# Prompt
Reproduce the listing below line for line, with no changes.

# Material supplied
** START **
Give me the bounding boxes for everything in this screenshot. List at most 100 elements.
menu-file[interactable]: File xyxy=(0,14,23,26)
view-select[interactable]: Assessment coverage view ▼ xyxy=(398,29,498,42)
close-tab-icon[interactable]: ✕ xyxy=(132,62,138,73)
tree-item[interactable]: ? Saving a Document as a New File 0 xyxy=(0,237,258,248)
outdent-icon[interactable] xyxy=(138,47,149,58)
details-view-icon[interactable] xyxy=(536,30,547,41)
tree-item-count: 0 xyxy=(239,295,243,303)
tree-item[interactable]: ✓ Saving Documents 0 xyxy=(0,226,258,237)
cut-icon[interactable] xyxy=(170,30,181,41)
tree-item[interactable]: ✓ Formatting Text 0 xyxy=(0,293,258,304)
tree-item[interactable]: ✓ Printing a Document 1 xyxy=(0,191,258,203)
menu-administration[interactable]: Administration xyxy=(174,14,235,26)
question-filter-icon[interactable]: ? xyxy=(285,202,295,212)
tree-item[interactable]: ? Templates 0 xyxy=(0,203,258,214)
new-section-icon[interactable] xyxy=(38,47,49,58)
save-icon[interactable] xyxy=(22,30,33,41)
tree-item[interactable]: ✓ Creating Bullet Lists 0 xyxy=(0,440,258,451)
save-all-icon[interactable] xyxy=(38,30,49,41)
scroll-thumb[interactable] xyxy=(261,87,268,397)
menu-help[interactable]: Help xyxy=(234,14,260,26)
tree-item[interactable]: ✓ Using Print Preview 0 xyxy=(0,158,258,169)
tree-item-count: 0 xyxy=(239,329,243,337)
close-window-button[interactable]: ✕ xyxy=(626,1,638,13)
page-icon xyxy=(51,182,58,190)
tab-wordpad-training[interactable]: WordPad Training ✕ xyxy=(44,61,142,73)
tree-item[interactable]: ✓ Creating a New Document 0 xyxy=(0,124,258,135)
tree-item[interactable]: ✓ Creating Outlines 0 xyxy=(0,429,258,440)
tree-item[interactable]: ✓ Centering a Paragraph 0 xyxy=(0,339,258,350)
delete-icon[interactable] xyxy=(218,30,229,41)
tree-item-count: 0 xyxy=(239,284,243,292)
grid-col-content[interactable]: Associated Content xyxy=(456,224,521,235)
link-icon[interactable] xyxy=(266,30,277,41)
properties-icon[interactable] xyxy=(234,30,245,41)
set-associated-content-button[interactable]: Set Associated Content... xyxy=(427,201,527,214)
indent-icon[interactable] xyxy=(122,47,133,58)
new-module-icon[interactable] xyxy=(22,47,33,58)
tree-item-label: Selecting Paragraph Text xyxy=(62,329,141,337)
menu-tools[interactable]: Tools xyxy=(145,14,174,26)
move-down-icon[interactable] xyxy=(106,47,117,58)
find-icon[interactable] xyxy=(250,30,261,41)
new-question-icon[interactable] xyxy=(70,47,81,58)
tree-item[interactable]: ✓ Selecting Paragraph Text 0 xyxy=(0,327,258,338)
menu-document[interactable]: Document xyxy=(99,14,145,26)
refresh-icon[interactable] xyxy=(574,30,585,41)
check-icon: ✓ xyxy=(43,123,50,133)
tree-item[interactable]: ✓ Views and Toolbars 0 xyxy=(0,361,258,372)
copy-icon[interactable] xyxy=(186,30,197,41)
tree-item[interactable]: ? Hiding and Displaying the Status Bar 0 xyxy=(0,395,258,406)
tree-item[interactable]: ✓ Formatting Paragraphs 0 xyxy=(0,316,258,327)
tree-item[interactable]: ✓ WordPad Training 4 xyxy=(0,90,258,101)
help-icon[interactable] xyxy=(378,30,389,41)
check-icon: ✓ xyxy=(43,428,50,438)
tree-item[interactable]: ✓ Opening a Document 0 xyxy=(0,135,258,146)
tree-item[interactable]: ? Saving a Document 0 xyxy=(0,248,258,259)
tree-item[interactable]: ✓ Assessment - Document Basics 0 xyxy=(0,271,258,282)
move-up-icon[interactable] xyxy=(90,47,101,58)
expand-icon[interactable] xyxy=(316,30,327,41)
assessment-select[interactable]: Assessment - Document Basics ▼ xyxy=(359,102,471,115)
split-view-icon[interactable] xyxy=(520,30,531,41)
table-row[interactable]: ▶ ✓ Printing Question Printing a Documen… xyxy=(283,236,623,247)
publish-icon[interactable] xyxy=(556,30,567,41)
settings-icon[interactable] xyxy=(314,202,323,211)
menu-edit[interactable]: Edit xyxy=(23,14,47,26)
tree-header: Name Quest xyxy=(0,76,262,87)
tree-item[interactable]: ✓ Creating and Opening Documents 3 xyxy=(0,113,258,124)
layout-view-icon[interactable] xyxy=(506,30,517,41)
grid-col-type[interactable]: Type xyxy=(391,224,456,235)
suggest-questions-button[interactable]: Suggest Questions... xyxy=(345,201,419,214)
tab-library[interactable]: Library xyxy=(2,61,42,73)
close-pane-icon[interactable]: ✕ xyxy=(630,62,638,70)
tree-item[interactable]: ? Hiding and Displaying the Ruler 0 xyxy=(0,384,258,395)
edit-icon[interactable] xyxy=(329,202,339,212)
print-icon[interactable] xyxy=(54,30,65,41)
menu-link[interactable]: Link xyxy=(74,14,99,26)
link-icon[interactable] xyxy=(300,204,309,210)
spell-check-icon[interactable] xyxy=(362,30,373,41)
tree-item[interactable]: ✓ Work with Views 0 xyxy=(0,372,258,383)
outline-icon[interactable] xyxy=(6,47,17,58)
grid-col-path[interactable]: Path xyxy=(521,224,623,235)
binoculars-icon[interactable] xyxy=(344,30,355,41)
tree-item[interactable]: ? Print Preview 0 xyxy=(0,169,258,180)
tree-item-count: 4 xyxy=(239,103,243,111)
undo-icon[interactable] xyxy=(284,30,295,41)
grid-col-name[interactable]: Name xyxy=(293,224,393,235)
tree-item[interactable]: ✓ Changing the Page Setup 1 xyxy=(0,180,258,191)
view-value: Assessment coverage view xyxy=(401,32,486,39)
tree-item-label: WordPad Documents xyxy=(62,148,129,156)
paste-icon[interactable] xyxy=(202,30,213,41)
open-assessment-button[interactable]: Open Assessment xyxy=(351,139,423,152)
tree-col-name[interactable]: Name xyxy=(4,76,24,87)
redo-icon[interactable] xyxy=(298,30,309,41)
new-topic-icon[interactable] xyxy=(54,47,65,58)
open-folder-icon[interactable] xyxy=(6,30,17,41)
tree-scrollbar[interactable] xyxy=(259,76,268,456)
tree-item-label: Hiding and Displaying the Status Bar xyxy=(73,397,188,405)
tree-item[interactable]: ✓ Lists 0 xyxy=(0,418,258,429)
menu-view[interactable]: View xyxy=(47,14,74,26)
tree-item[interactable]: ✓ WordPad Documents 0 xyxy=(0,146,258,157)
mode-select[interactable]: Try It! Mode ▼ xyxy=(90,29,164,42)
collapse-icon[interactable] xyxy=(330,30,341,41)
** END **
# Written solution
Give me the bounding boxes for everything in this screenshot. List at most 100 elements.
menu-file[interactable]: File xyxy=(0,14,23,26)
view-select[interactable]: Assessment coverage view ▼ xyxy=(398,29,498,42)
close-tab-icon[interactable]: ✕ xyxy=(132,62,138,73)
tree-item[interactable]: ? Saving a Document as a New File 0 xyxy=(0,237,258,248)
outdent-icon[interactable] xyxy=(138,47,149,58)
details-view-icon[interactable] xyxy=(536,30,547,41)
tree-item-count: 0 xyxy=(239,295,243,303)
tree-item[interactable]: ✓ Saving Documents 0 xyxy=(0,226,258,237)
cut-icon[interactable] xyxy=(170,30,181,41)
tree-item[interactable]: ✓ Formatting Text 0 xyxy=(0,293,258,304)
tree-item[interactable]: ✓ Printing a Document 1 xyxy=(0,191,258,203)
menu-administration[interactable]: Administration xyxy=(174,14,235,26)
question-filter-icon[interactable]: ? xyxy=(285,202,295,212)
tree-item[interactable]: ? Templates 0 xyxy=(0,203,258,214)
new-section-icon[interactable] xyxy=(38,47,49,58)
save-icon[interactable] xyxy=(22,30,33,41)
tree-item[interactable]: ✓ Creating Bullet Lists 0 xyxy=(0,440,258,451)
save-all-icon[interactable] xyxy=(38,30,49,41)
scroll-thumb[interactable] xyxy=(261,87,268,397)
menu-help[interactable]: Help xyxy=(234,14,260,26)
tree-item[interactable]: ✓ Using Print Preview 0 xyxy=(0,158,258,169)
tree-item-count: 0 xyxy=(239,329,243,337)
close-window-button[interactable]: ✕ xyxy=(626,1,638,13)
page-icon xyxy=(51,182,58,190)
tab-wordpad-training[interactable]: WordPad Training ✕ xyxy=(44,61,142,73)
tree-item[interactable]: ✓ Creating a New Document 0 xyxy=(0,124,258,135)
tree-item[interactable]: ✓ Creating Outlines 0 xyxy=(0,429,258,440)
tree-item[interactable]: ✓ Centering a Paragraph 0 xyxy=(0,339,258,350)
delete-icon[interactable] xyxy=(218,30,229,41)
tree-item-count: 0 xyxy=(239,284,243,292)
grid-col-content[interactable]: Associated Content xyxy=(456,224,521,235)
link-icon[interactable] xyxy=(266,30,277,41)
properties-icon[interactable] xyxy=(234,30,245,41)
set-associated-content-button[interactable]: Set Associated Content... xyxy=(427,201,527,214)
indent-icon[interactable] xyxy=(122,47,133,58)
new-module-icon[interactable] xyxy=(22,47,33,58)
tree-item-label: Selecting Paragraph Text xyxy=(62,329,141,337)
menu-tools[interactable]: Tools xyxy=(145,14,174,26)
move-down-icon[interactable] xyxy=(106,47,117,58)
find-icon[interactable] xyxy=(250,30,261,41)
new-question-icon[interactable] xyxy=(70,47,81,58)
tree-item[interactable]: ✓ Selecting Paragraph Text 0 xyxy=(0,327,258,338)
menu-document[interactable]: Document xyxy=(99,14,145,26)
refresh-icon[interactable] xyxy=(574,30,585,41)
check-icon: ✓ xyxy=(43,123,50,133)
tree-item[interactable]: ✓ Views and Toolbars 0 xyxy=(0,361,258,372)
copy-icon[interactable] xyxy=(186,30,197,41)
tree-item[interactable]: ? Hiding and Displaying the Status Bar 0 xyxy=(0,395,258,406)
tree-item[interactable]: ✓ Formatting Paragraphs 0 xyxy=(0,316,258,327)
tree-item[interactable]: ✓ WordPad Training 4 xyxy=(0,90,258,101)
help-icon[interactable] xyxy=(378,30,389,41)
check-icon: ✓ xyxy=(43,428,50,438)
tree-item[interactable]: ✓ Opening a Document 0 xyxy=(0,135,258,146)
tree-item[interactable]: ? Saving a Document 0 xyxy=(0,248,258,259)
tree-item[interactable]: ✓ Assessment - Document Basics 0 xyxy=(0,271,258,282)
move-up-icon[interactable] xyxy=(90,47,101,58)
expand-icon[interactable] xyxy=(316,30,327,41)
assessment-select[interactable]: Assessment - Document Basics ▼ xyxy=(359,102,471,115)
split-view-icon[interactable] xyxy=(520,30,531,41)
table-row[interactable]: ▶ ✓ Printing Question Printing a Documen… xyxy=(283,236,623,247)
publish-icon[interactable] xyxy=(556,30,567,41)
settings-icon[interactable] xyxy=(314,202,323,211)
menu-edit[interactable]: Edit xyxy=(23,14,47,26)
tree-header: Name Quest xyxy=(0,76,262,87)
tree-item[interactable]: ✓ Creating and Opening Documents 3 xyxy=(0,113,258,124)
layout-view-icon[interactable] xyxy=(506,30,517,41)
grid-col-type[interactable]: Type xyxy=(391,224,456,235)
suggest-questions-button[interactable]: Suggest Questions... xyxy=(345,201,419,214)
tab-library[interactable]: Library xyxy=(2,61,42,73)
close-pane-icon[interactable]: ✕ xyxy=(630,62,638,70)
tree-item[interactable]: ? Hiding and Displaying the Ruler 0 xyxy=(0,384,258,395)
edit-icon[interactable] xyxy=(329,202,339,212)
print-icon[interactable] xyxy=(54,30,65,41)
menu-link[interactable]: Link xyxy=(74,14,99,26)
link-icon[interactable] xyxy=(300,204,309,210)
spell-check-icon[interactable] xyxy=(362,30,373,41)
tree-item[interactable]: ✓ Work with Views 0 xyxy=(0,372,258,383)
outline-icon[interactable] xyxy=(6,47,17,58)
grid-col-path[interactable]: Path xyxy=(521,224,623,235)
binoculars-icon[interactable] xyxy=(344,30,355,41)
tree-item[interactable]: ? Print Preview 0 xyxy=(0,169,258,180)
tree-item-count: 4 xyxy=(239,103,243,111)
undo-icon[interactable] xyxy=(284,30,295,41)
grid-col-name[interactable]: Name xyxy=(293,224,393,235)
tree-item[interactable]: ✓ Changing the Page Setup 1 xyxy=(0,180,258,191)
view-value: Assessment coverage view xyxy=(401,32,486,39)
tree-item-label: WordPad Documents xyxy=(62,148,129,156)
paste-icon[interactable] xyxy=(202,30,213,41)
open-assessment-button[interactable]: Open Assessment xyxy=(351,139,423,152)
tree-col-name[interactable]: Name xyxy=(4,76,24,87)
redo-icon[interactable] xyxy=(298,30,309,41)
new-topic-icon[interactable] xyxy=(54,47,65,58)
open-folder-icon[interactable] xyxy=(6,30,17,41)
tree-scrollbar[interactable] xyxy=(259,76,268,456)
tree-item-label: Hiding and Displaying the Status Bar xyxy=(73,397,188,405)
tree-item[interactable]: ✓ Lists 0 xyxy=(0,418,258,429)
menu-view[interactable]: View xyxy=(47,14,74,26)
tree-item[interactable]: ✓ WordPad Documents 0 xyxy=(0,146,258,157)
mode-select[interactable]: Try It! Mode ▼ xyxy=(90,29,164,42)
collapse-icon[interactable] xyxy=(330,30,341,41)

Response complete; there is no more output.